Stated problem:
Each entry below is to be duplicated verbatim.

Supplied records:
▼▼▼

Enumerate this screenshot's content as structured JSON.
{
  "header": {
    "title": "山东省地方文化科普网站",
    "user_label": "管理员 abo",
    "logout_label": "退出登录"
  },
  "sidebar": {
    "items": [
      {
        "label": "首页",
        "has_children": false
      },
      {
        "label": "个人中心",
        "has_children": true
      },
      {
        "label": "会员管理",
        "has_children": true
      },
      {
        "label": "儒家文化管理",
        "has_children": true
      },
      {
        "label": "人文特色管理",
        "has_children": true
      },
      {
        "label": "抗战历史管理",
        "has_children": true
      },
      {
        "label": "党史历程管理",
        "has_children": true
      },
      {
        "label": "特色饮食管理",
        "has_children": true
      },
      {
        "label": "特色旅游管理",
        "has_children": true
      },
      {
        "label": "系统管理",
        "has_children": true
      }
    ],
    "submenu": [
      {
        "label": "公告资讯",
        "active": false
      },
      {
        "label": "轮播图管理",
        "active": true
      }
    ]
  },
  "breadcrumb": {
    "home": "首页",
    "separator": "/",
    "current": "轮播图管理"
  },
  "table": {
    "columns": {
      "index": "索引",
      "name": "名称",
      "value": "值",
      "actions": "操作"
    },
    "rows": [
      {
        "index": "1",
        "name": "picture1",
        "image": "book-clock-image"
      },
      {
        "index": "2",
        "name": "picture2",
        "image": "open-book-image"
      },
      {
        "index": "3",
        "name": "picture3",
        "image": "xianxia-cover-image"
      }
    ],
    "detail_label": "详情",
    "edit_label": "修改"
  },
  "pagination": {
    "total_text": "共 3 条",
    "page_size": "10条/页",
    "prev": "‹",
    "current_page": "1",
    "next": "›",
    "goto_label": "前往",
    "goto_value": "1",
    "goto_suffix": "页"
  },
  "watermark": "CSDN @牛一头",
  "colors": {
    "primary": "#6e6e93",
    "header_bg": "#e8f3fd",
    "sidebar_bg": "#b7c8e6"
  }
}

▲▲▲

Task response:
Enumerate this screenshot's content as structured JSON.
{
  "header": {
    "title": "山东省地方文化科普网站",
    "user_label": "管理员 abo",
    "logout_label": "退出登录"
  },
  "sidebar": {
    "items": [
      {
        "label": "首页",
        "has_children": false
      },
      {
        "label": "个人中心",
        "has_children": true
      },
      {
        "label": "会员管理",
        "has_children": true
      },
      {
        "label": "儒家文化管理",
        "has_children": true
      },
      {
        "label": "人文特色管理",
        "has_children": true
      },
      {
        "label": "抗战历史管理",
        "has_children": true
      },
      {
        "label": "党史历程管理",
        "has_children": true
      },
      {
        "label": "特色饮食管理",
        "has_children": true
      },
      {
        "label": "特色旅游管理",
        "has_children": true
      },
      {
        "label": "系统管理",
        "has_children": true
      }
    ],
    "submenu": [
      {
        "label": "公告资讯",
        "active": false
      },
      {
        "label": "轮播图管理",
        "active": true
      }
    ]
  },
  "breadcrumb": {
    "home": "首页",
    "separator": "/",
    "current": "轮播图管理"
  },
  "table": {
    "columns": {
      "index": "索引",
      "name": "名称",
      "value": "值",
      "actions": "操作"
    },
    "rows": [
      {
        "index": "1",
        "name": "picture1",
        "image": "book-clock-image"
      },
      {
        "index": "2",
        "name": "picture2",
        "image": "open-book-image"
      },
      {
        "index": "3",
        "name": "picture3",
        "image": "xianxia-cover-image"
      }
    ],
    "detail_label": "详情",
    "edit_label": "修改"
  },
  "pagination": {
    "total_text": "共 3 条",
    "page_size": "10条/页",
    "prev": "‹",
    "current_page": "1",
    "next": "›",
    "goto_label": "前往",
    "goto_value": "1",
    "goto_suffix": "页"
  },
  "watermark": "CSDN @牛一头",
  "colors": {
    "primary": "#6e6e93",
    "header_bg": "#e8f3fd",
    "sidebar_bg": "#b7c8e6"
  }
}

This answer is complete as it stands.